Extracted data entries

*-*-*

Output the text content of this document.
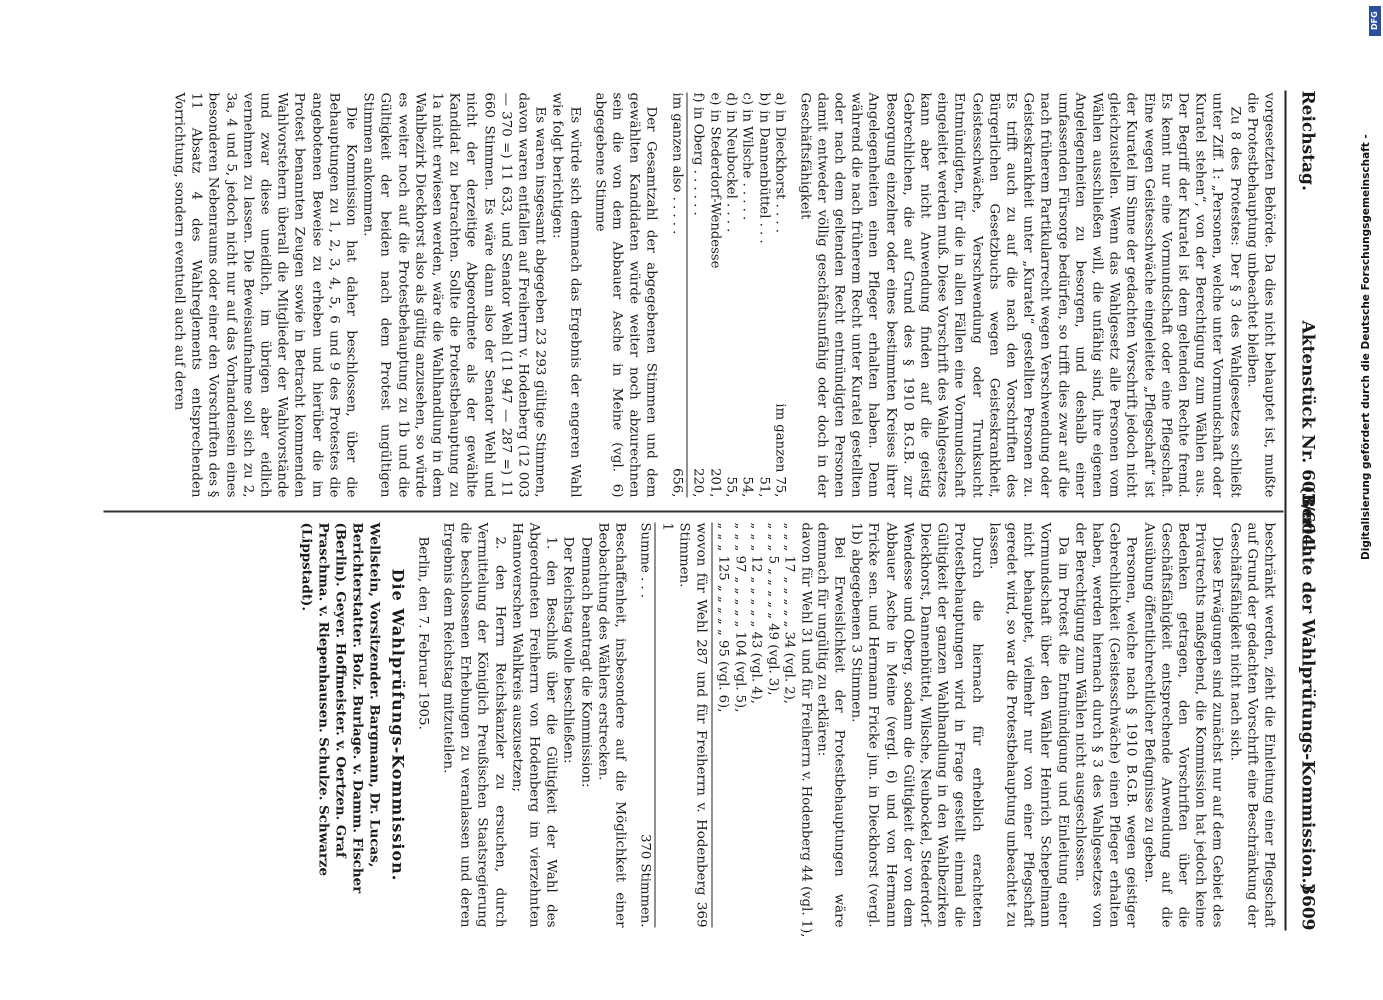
Reichstag.
Aktenstück Nr. 603/604.
(Berichte der Wahlprüfungs-Kommission.)
3609

vorgesetzten Behörde. Da dies nicht behauptet ist, mußte die Protestbehauptung unbeachtet bleiben.

Zu 8 des Protestes: Der § 3 des Wahlgesetzes schließt unter Ziff. 1: „Personen, welche unter Vormundschaft oder Kuratel stehen“, von der Berechtigung zum Wählen aus. Der Begriff der Kuratel ist dem geltenden Rechte fremd. Es kennt nur eine Vormundschaft oder eine Pflegschaft. Eine wegen Geistesschwäche eingeleitete „Pflegschaft“ ist der Kuratel im Sinne der gedachten Vorschrift jedoch nicht gleichzustellen. Wenn das Wahlgesetz alle Personen vom Wählen ausschließen will, die unfähig sind, ihre eigenen Angelegenheiten zu besorgen, und deshalb einer umfassenden Fürsorge bedürfen, so trifft dies zwar auf die nach früherem Partikularrecht wegen Verschwendung oder Geisteskrankheit unter „Kuratel“ gestellten Personen zu. Es trifft auch zu auf die nach den Vorschriften des Bürgerlichen Gesetzbuchs wegen Geisteskrankheit, Geistesschwäche, Verschwendung oder Trunksucht Entmündigten, für die in allen Fällen eine Vormundschaft eingeleitet werden muß. Diese Vorschrift des Wahlgesetzes kann aber nicht Anwendung finden auf die geistig Gebrechlichen, die auf Grund des § 1910 B.G.B. zur Besorgung einzelner oder eines bestimmten Kreises ihrer Angelegenheiten einen Pfleger erhalten haben. Denn während die nach früherem Recht unter Kuratel gestellten oder nach dem geltenden Recht entmündigten Personen damit entweder völlig geschäftsunfähig oder doch in der Geschäftsfähigkeit

a) in Dieckhorst . . . .	im ganzen 75,
b) in Dannenbüttel . . .	51,
c) in Wilsche . . . . .	54,
d) in Neubockel . . . .	55,
e) in Stederdorf-Wendesse	201,
f) in Oberg . . . . . .	220,
im ganzen also . . . . .	656,

Der Gesamtzahl der abgegebenen Stimmen und dem gewählten Kandidaten würde weiter noch abzurechnen sein die von dem Abbauer Asche in Meine (vgl. 6) abgegebene Stimme

Es würde sich demnach das Ergebnis der engeren Wahl wie folgt berichtigen:

Es waren insgesamt abgegeben 23 293 gültige Stimmen, davon waren entfallen auf Freiherrn v. Hodenberg (12 003 — 370 =) 11 633, und Senator Wehl (11 947 — 287 =) 11 660 Stimmen. Es wäre dann also der Senator Wehl und nicht der derzeitige Abgeordnete als der gewählte Kandidat zu betrachten. Sollte die Protestbehauptung zu 1a nicht erwiesen werden, wäre die Wahlhandlung in dem Wahlbezirk Dieckhorst also als gültig anzusehen, so würde es weiter noch auf die Protestbehauptung zu 1b und die Gültigkeit der beiden nach dem Protest ungültigen Stimmen ankommen.

Die Kommission hat daher beschlossen, über die Behauptungen zu 1, 2, 3, 4, 5, 6 und 9 des Protestes die angebotenen Beweise zu erheben und hierüber die im Protest benannten Zeugen sowie in Betracht kommenden Wahlvorstehern überall die Mitglieder der Wahlvorstände und zwar diese uneidlich, im übrigen aber eidlich vernehmen zu lassen. Die Beweisaufnahme soll sich zu 2, 3a, 4 und 5, jedoch nicht nur auf das Vorhandensein eines besonderen Nebenraums oder einer den Vorschriften des § 11 Absatz 4 des Wahlreglements entsprechenden Vorrichtung, sondern eventuell auch auf deren

beschränkt werden, zieht die Einleitung einer Pflegschaft auf Grund der gedachten Vorschrift eine Beschränkung der Geschäftsfähigkeit nicht nach sich.

Diese Erwägungen sind zunächst nur auf dem Gebiet des Privatrechts maßgebend, die Kommission hat jedoch keine Bedenken getragen, den Vorschriften über die Geschäftsfähigkeit entsprechende Anwendung auf die Ausübung öffentlichrechtlicher Befugnisse zu geben.

Personen, welche nach § 1910 B.G.B. wegen geistiger Gebrechlichkeit (Geistesschwäche) einen Pfleger erhalten haben, werden hiernach durch § 3 des Wahlgesetzes von der Berechtigung zum Wählen nicht ausgeschlossen.

Da im Protest die Entmündigung und Einleitung einer Vormundschaft über den Wähler Heinrich Schepelmann nicht behauptet, vielmehr nur von einer Pflegschaft geredet wird, so war die Protestbehauptung unbeachtet zu lassen.

Durch die hiernach für erheblich erachteten Protestbehauptungen wird in Frage gestellt einmal die Gültigkeit der ganzen Wahlhandlung in den Wahlbezirken Dieckhorst, Dannenbüttel, Wilsche, Neubockel, Stederdorf-Wendesse und Oberg, sodann die Gültigkeit der von dem Abbauer Asche in Meine (vergl. 6) und von Hermann Fricke sen. und Hermann Fricke jun. in Dieckhorst (vergl. 1b) abgegebenen 3 Stimmen.

Bei Erweislichkeit der Protestbehauptungen wäre demnach für ungültig zu erklären:

davon für Wehl 31 und für Freiherrn v. Hodenberg 44 (vgl. 1),
„ „ „ 17 „ „ „ „ „ 34 (vgl. 2),
„ „ „ 5 „ „ „ „ „ 49 (vgl. 3),
„ „ „ 12 „ „ „ „ „ 43 (vgl. 4),
„ „ „ 97 „ „ „ „ „ 104 (vgl. 5),
„ „ „ 125 „ „ „ „ „ 95 (vgl. 6),

wovon für Wehl 287 und für Freiherrn v. Hodenberg 369 Stimmen.

1

Summe . . .	370 Stimmen.

Beschaffenheit, insbesondere auf die Möglichkeit einer Beobachtung des Wählers erstrecken.

Demnach beantragt die Kommission:

Der Reichstag wolle beschließen:

1. den Beschluß über die Gültigkeit der Wahl des Abgeordneten Freiherrn von Hodenberg im vierzehnten Hannoverschen Wahlkreis auszusetzen;

2. den Herrn Reichskanzler zu ersuchen, durch Vermittelung der Königlich Preußischen Staatsregierung die beschlossenen Erhebungen zu veranlassen und deren Ergebnis dem Reichstag mitzuteilen.

Berlin, den 7. Februar 1905.

Die Wahlprüfungs-Kommission.

Wellstein, Vorsitzender. Bargmann, Dr. Lucas, Berichterstatter. Bolz. Burlage. v. Damm. Fischer (Berlin). Geyer. Hoffmeister. v. Oertzen. Graf Praschma. v. Riepenhausen. Schulze. Schwarze (Lippstadt).

DFG
Digitalisierung gefördert durch die Deutsche Forschungsgemeinschaft -
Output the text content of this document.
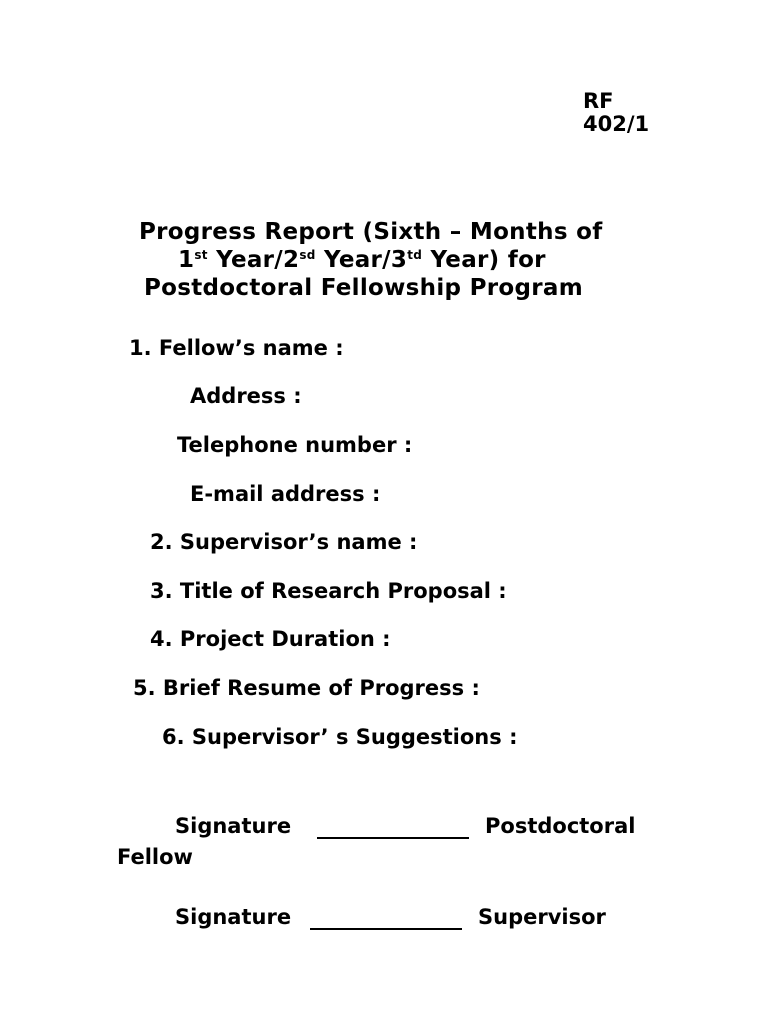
RF
402/1
Progress Report (Sixth – Months of
1st Year/$2^{sd}$ Year/$3^{td}$ Year) for
Postdoctoral Fellowship Program
1. Fellow’s name :
Address :
Telephone number :
E-mail address :
2. Supervisor’s name :
3. Title of Research Proposal :
4. Project Duration :
5. Brief Resume of Progress :
6. Supervisor’ s Suggestions :
Signature	Postdoctoral
Fellow
Signature	Supervisor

*-*-*

Your goal. The listing above must be printed again exactly, minus its pictures.

Result for this task.
Output the text content of this document.
Reichstag.
Aktenstück Nr. 603/604.
(Berichte der Wahlprüfungs-Kommission.)
3609

vorgesetzten Behörde. Da dies nicht behauptet ist, mußte die Protestbehauptung unbeachtet bleiben.

Zu 8 des Protestes: Der § 3 des Wahlgesetzes schließt unter Ziff. 1: „Personen, welche unter Vormundschaft oder Kuratel stehen“, von der Berechtigung zum Wählen aus. Der Begriff der Kuratel ist dem geltenden Rechte fremd. Es kennt nur eine Vormundschaft oder eine Pflegschaft. Eine wegen Geistesschwäche eingeleitete „Pflegschaft“ ist der Kuratel im Sinne der gedachten Vorschrift jedoch nicht gleichzustellen. Wenn das Wahlgesetz alle Personen vom Wählen ausschließen will, die unfähig sind, ihre eigenen Angelegenheiten zu besorgen, und deshalb einer umfassenden Fürsorge bedürfen, so trifft dies zwar auf die nach früherem Partikularrecht wegen Verschwendung oder Geisteskrankheit unter „Kuratel“ gestellten Personen zu. Es trifft auch zu auf die nach den Vorschriften des Bürgerlichen Gesetzbuchs wegen Geisteskrankheit, Geistesschwäche, Verschwendung oder Trunksucht Entmündigten, für die in allen Fällen eine Vormundschaft eingeleitet werden muß. Diese Vorschrift des Wahlgesetzes kann aber nicht Anwendung finden auf die geistig Gebrechlichen, die auf Grund des § 1910 B.G.B. zur Besorgung einzelner oder eines bestimmten Kreises ihrer Angelegenheiten einen Pfleger erhalten haben. Denn während die nach früherem Recht unter Kuratel gestellten oder nach dem geltenden Recht entmündigten Personen damit entweder völlig geschäftsunfähig oder doch in der Geschäftsfähigkeit

a) in Dieckhorst . . . .	im ganzen 75,
b) in Dannenbüttel . . .	51,
c) in Wilsche . . . . .	54,
d) in Neubockel . . . .	55,
e) in Stederdorf-Wendesse	201,
f) in Oberg . . . . . .	220,
im ganzen also . . . . .	656,

Der Gesamtzahl der abgegebenen Stimmen und dem gewählten Kandidaten würde weiter noch abzurechnen sein die von dem Abbauer Asche in Meine (vgl. 6) abgegebene Stimme

Es würde sich demnach das Ergebnis der engeren Wahl wie folgt berichtigen:

Es waren insgesamt abgegeben 23 293 gültige Stimmen, davon waren entfallen auf Freiherrn v. Hodenberg (12 003 — 370 =) 11 633, und Senator Wehl (11 947 — 287 =) 11 660 Stimmen. Es wäre dann also der Senator Wehl und nicht der derzeitige Abgeordnete als der gewählte Kandidat zu betrachten. Sollte die Protestbehauptung zu 1a nicht erwiesen werden, wäre die Wahlhandlung in dem Wahlbezirk Dieckhorst also als gültig anzusehen, so würde es weiter noch auf die Protestbehauptung zu 1b und die Gültigkeit der beiden nach dem Protest ungültigen Stimmen ankommen.

Die Kommission hat daher beschlossen, über die Behauptungen zu 1, 2, 3, 4, 5, 6 und 9 des Protestes die angebotenen Beweise zu erheben und hierüber die im Protest benannten Zeugen sowie in Betracht kommenden Wahlvorstehern überall die Mitglieder der Wahlvorstände und zwar diese uneidlich, im übrigen aber eidlich vernehmen zu lassen. Die Beweisaufnahme soll sich zu 2, 3a, 4 und 5, jedoch nicht nur auf das Vorhandensein eines besonderen Nebenraums oder einer den Vorschriften des § 11 Absatz 4 des Wahlreglements entsprechenden Vorrichtung, sondern eventuell auch auf deren

beschränkt werden, zieht die Einleitung einer Pflegschaft auf Grund der gedachten Vorschrift eine Beschränkung der Geschäftsfähigkeit nicht nach sich.

Diese Erwägungen sind zunächst nur auf dem Gebiet des Privatrechts maßgebend, die Kommission hat jedoch keine Bedenken getragen, den Vorschriften über die Geschäftsfähigkeit entsprechende Anwendung auf die Ausübung öffentlichrechtlicher Befugnisse zu geben.

Personen, welche nach § 1910 B.G.B. wegen geistiger Gebrechlichkeit (Geistesschwäche) einen Pfleger erhalten haben, werden hiernach durch § 3 des Wahlgesetzes von der Berechtigung zum Wählen nicht ausgeschlossen.

Da im Protest die Entmündigung und Einleitung einer Vormundschaft über den Wähler Heinrich Schepelmann nicht behauptet, vielmehr nur von einer Pflegschaft geredet wird, so war die Protestbehauptung unbeachtet zu lassen.

Durch die hiernach für erheblich erachteten Protestbehauptungen wird in Frage gestellt einmal die Gültigkeit der ganzen Wahlhandlung in den Wahlbezirken Dieckhorst, Dannenbüttel, Wilsche, Neubockel, Stederdorf-Wendesse und Oberg, sodann die Gültigkeit der von dem Abbauer Asche in Meine (vergl. 6) und von Hermann Fricke sen. und Hermann Fricke jun. in Dieckhorst (vergl. 1b) abgegebenen 3 Stimmen.

Bei Erweislichkeit der Protestbehauptungen wäre demnach für ungültig zu erklären:

davon für Wehl 31 und für Freiherrn v. Hodenberg 44 (vgl. 1),
„ „ „ 17 „ „ „ „ „ 34 (vgl. 2),
„ „ „ 5 „ „ „ „ „ 49 (vgl. 3),
„ „ „ 12 „ „ „ „ „ 43 (vgl. 4),
„ „ „ 97 „ „ „ „ „ 104 (vgl. 5),
„ „ „ 125 „ „ „ „ „ 95 (vgl. 6),

wovon für Wehl 287 und für Freiherrn v. Hodenberg 369 Stimmen.

1

Summe . . .	370 Stimmen.

Beschaffenheit, insbesondere auf die Möglichkeit einer Beobachtung des Wählers erstrecken.

Demnach beantragt die Kommission:

Der Reichstag wolle beschließen:

1. den Beschluß über die Gültigkeit der Wahl des Abgeordneten Freiherrn von Hodenberg im vierzehnten Hannoverschen Wahlkreis auszusetzen;

2. den Herrn Reichskanzler zu ersuchen, durch Vermittelung der Königlich Preußischen Staatsregierung die beschlossenen Erhebungen zu veranlassen und deren Ergebnis dem Reichstag mitzuteilen.

Berlin, den 7. Februar 1905.

Die Wahlprüfungs-Kommission.

Wellstein, Vorsitzender. Bargmann, Dr. Lucas, Berichterstatter. Bolz. Burlage. v. Damm. Fischer (Berlin). Geyer. Hoffmeister. v. Oertzen. Graf Praschma. v. Riepenhausen. Schulze. Schwarze (Lippstadt).

DFG
Digitalisierung gefördert durch die Deutsche Forschungsgemeinschaft -
Output the text content of this document.
RF
402/1
Progress Report (Sixth – Months of
1st Year/$2^{sd}$ Year/$3^{td}$ Year) for
Postdoctoral Fellowship Program
1. Fellow’s name :
Address :
Telephone number :
E-mail address :
2. Supervisor’s name :
3. Title of Research Proposal :
4. Project Duration :
5. Brief Resume of Progress :
6. Supervisor’ s Suggestions :
Signature	Postdoctoral
Fellow
Signature	Supervisor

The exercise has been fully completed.